Instruction — Pick out the lines below with "államokba" and list them.

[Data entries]
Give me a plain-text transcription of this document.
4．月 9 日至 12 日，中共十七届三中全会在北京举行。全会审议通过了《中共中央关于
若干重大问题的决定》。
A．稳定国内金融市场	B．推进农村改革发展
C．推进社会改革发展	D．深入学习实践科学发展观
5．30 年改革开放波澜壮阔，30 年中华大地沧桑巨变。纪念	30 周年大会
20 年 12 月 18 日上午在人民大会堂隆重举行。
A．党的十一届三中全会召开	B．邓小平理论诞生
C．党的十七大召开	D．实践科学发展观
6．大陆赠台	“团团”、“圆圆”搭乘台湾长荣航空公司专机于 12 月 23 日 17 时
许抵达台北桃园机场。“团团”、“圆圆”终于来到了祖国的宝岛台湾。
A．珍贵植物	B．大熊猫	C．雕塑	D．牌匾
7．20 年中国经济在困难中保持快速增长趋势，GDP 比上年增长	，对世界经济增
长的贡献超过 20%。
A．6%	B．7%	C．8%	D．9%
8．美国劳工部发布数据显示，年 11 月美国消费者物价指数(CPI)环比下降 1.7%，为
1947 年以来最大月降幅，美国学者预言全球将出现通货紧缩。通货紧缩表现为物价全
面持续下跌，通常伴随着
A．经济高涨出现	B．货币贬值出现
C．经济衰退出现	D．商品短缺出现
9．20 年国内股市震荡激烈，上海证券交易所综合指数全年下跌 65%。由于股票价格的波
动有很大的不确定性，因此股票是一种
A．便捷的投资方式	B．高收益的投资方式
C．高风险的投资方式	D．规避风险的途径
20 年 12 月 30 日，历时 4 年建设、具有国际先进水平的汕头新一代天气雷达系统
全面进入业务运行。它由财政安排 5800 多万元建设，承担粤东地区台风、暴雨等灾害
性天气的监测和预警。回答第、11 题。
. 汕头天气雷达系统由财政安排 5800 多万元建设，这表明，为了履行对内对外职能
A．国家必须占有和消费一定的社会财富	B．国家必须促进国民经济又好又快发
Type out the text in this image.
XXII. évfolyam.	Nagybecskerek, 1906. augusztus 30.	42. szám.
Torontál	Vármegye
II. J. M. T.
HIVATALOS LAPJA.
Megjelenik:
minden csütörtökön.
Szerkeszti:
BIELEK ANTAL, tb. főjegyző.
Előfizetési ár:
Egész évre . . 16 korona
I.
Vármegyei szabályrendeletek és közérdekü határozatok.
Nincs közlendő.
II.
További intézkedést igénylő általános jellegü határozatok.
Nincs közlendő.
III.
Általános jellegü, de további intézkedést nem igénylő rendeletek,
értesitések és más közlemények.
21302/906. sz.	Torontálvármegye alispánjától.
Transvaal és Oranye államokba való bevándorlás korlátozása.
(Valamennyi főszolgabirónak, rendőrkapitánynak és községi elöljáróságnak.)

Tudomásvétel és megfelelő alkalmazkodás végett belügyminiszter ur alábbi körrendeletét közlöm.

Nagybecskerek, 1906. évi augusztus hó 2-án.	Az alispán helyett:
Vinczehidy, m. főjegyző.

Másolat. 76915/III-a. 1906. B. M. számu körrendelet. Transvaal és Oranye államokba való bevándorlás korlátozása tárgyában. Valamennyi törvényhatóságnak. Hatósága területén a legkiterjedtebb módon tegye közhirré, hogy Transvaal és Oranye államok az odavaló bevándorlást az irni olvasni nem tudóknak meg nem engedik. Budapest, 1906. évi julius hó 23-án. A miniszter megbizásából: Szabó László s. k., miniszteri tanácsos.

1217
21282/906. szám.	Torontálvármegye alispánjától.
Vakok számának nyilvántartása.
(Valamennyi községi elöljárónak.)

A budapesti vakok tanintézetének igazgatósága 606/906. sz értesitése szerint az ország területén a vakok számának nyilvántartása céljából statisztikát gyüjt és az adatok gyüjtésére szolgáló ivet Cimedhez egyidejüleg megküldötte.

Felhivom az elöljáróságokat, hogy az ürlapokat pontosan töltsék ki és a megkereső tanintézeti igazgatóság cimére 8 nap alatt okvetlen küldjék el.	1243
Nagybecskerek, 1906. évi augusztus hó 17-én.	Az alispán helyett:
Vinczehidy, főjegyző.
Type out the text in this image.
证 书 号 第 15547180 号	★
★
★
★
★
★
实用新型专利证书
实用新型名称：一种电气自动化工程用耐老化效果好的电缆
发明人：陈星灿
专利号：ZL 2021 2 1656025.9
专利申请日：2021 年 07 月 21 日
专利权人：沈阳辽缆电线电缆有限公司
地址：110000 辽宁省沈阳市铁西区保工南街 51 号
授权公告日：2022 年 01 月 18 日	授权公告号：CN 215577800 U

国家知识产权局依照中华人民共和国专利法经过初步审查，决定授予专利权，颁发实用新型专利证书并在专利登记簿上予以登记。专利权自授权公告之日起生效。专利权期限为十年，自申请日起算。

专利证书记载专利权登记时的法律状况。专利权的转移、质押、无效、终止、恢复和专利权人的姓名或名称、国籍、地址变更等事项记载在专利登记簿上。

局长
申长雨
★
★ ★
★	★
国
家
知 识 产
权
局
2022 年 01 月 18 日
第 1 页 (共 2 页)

Output —
Transvaal és Oranye államokba való bevándorlás korlátozása.
Másolat. 76915/III-a. 1906. B. M. számu körrendelet. Transvaal és Oranye államokba való bevándorlás korlátozása tárgyában. Valamennyi törvényhatóságnak. Hatósága területén a legkiterjedtebb módon tegye közhirré, hogy Transvaal és Oranye államok az odavaló bevándorlást az irni olvasni nem tudóknak meg nem engedik. Budapest, 1906. évi julius hó 23-án. A miniszter megbizásából: Szabó László s. k., miniszteri tanácsos.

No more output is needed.